* Work instructions *
Beneath this sentence is a set of records; write each of them out exactly.

* Provided material *
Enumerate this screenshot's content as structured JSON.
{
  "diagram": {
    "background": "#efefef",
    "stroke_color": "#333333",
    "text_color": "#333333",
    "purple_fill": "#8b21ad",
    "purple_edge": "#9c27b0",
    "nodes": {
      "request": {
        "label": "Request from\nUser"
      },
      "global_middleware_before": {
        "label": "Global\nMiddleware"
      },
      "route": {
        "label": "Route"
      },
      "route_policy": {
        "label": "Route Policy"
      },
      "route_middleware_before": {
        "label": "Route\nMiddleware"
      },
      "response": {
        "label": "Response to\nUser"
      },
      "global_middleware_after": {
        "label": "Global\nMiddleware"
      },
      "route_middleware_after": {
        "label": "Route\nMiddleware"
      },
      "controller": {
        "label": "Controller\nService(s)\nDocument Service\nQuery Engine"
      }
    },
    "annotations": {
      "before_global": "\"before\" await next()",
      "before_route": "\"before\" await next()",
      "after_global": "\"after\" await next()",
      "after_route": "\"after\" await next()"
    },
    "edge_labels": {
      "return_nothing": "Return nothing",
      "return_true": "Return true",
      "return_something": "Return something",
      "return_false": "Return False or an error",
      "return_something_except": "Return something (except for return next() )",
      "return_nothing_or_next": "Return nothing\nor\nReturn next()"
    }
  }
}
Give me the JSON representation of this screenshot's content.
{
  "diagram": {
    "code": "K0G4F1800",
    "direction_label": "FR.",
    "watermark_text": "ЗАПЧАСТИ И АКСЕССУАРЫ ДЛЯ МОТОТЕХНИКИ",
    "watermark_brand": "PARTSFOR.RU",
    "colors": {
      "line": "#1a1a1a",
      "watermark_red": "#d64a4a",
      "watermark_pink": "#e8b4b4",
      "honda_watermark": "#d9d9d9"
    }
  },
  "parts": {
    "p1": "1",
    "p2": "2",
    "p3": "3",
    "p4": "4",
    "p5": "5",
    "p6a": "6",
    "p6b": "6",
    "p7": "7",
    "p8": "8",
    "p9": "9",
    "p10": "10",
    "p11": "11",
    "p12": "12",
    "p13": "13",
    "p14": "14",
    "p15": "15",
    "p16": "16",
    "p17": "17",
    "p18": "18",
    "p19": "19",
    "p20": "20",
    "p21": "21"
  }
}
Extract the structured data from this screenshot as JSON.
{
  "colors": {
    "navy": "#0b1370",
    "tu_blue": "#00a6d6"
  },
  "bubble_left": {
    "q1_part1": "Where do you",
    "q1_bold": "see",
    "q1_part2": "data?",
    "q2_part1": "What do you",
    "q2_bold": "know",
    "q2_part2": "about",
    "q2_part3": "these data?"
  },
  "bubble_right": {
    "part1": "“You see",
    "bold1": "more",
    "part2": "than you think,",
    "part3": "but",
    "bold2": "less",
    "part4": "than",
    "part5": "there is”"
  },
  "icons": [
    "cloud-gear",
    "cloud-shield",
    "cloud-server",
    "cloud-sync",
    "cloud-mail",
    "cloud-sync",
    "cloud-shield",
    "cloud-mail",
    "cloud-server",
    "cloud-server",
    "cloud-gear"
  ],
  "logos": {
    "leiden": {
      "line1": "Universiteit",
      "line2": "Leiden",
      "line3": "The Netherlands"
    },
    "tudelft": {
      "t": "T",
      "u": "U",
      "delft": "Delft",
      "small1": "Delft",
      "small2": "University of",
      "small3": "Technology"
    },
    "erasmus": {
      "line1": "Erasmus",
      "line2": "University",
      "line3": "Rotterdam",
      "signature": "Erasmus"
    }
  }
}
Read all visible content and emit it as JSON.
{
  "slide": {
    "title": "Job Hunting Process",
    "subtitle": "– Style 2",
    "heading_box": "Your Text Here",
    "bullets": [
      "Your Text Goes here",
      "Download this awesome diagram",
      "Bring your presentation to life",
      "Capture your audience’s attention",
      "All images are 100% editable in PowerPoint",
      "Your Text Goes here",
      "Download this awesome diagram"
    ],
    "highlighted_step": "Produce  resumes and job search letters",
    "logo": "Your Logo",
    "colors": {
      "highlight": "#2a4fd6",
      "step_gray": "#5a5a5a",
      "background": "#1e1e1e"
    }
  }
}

* Result *
Enumerate this screenshot's content as structured JSON.
{
  "diagram": {
    "background": "#efefef",
    "stroke_color": "#333333",
    "text_color": "#333333",
    "purple_fill": "#8b21ad",
    "purple_edge": "#9c27b0",
    "nodes": {
      "request": {
        "label": "Request from\nUser"
      },
      "global_middleware_before": {
        "label": "Global\nMiddleware"
      },
      "route": {
        "label": "Route"
      },
      "route_policy": {
        "label": "Route Policy"
      },
      "route_middleware_before": {
        "label": "Route\nMiddleware"
      },
      "response": {
        "label": "Response to\nUser"
      },
      "global_middleware_after": {
        "label": "Global\nMiddleware"
      },
      "route_middleware_after": {
        "label": "Route\nMiddleware"
      },
      "controller": {
        "label": "Controller\nService(s)\nDocument Service\nQuery Engine"
      }
    },
    "annotations": {
      "before_global": "\"before\" await next()",
      "before_route": "\"before\" await next()",
      "after_global": "\"after\" await next()",
      "after_route": "\"after\" await next()"
    },
    "edge_labels": {
      "return_nothing": "Return nothing",
      "return_true": "Return true",
      "return_something": "Return something",
      "return_false": "Return False or an error",
      "return_something_except": "Return something (except for return next() )",
      "return_nothing_or_next": "Return nothing\nor\nReturn next()"
    }
  }
}
Give me the JSON representation of this screenshot's content.
{
  "diagram": {
    "code": "K0G4F1800",
    "direction_label": "FR.",
    "watermark_text": "ЗАПЧАСТИ И АКСЕССУАРЫ ДЛЯ МОТОТЕХНИКИ",
    "watermark_brand": "PARTSFOR.RU",
    "colors": {
      "line": "#1a1a1a",
      "watermark_red": "#d64a4a",
      "watermark_pink": "#e8b4b4",
      "honda_watermark": "#d9d9d9"
    }
  },
  "parts": {
    "p1": "1",
    "p2": "2",
    "p3": "3",
    "p4": "4",
    "p5": "5",
    "p6a": "6",
    "p6b": "6",
    "p7": "7",
    "p8": "8",
    "p9": "9",
    "p10": "10",
    "p11": "11",
    "p12": "12",
    "p13": "13",
    "p14": "14",
    "p15": "15",
    "p16": "16",
    "p17": "17",
    "p18": "18",
    "p19": "19",
    "p20": "20",
    "p21": "21"
  }
}
Extract the structured data from this screenshot as JSON.
{
  "colors": {
    "navy": "#0b1370",
    "tu_blue": "#00a6d6"
  },
  "bubble_left": {
    "q1_part1": "Where do you",
    "q1_bold": "see",
    "q1_part2": "data?",
    "q2_part1": "What do you",
    "q2_bold": "know",
    "q2_part2": "about",
    "q2_part3": "these data?"
  },
  "bubble_right": {
    "part1": "“You see",
    "bold1": "more",
    "part2": "than you think,",
    "part3": "but",
    "bold2": "less",
    "part4": "than",
    "part5": "there is”"
  },
  "icons": [
    "cloud-gear",
    "cloud-shield",
    "cloud-server",
    "cloud-sync",
    "cloud-mail",
    "cloud-sync",
    "cloud-shield",
    "cloud-mail",
    "cloud-server",
    "cloud-server",
    "cloud-gear"
  ],
  "logos": {
    "leiden": {
      "line1": "Universiteit",
      "line2": "Leiden",
      "line3": "The Netherlands"
    },
    "tudelft": {
      "t": "T",
      "u": "U",
      "delft": "Delft",
      "small1": "Delft",
      "small2": "University of",
      "small3": "Technology"
    },
    "erasmus": {
      "line1": "Erasmus",
      "line2": "University",
      "line3": "Rotterdam",
      "signature": "Erasmus"
    }
  }
}
Read all visible content and emit it as JSON.
{
  "slide": {
    "title": "Job Hunting Process",
    "subtitle": "– Style 2",
    "heading_box": "Your Text Here",
    "bullets": [
      "Your Text Goes here",
      "Download this awesome diagram",
      "Bring your presentation to life",
      "Capture your audience’s attention",
      "All images are 100% editable in PowerPoint",
      "Your Text Goes here",
      "Download this awesome diagram"
    ],
    "highlighted_step": "Produce  resumes and job search letters",
    "logo": "Your Logo",
    "colors": {
      "highlight": "#2a4fd6",
      "step_gray": "#5a5a5a",
      "background": "#1e1e1e"
    }
  }
}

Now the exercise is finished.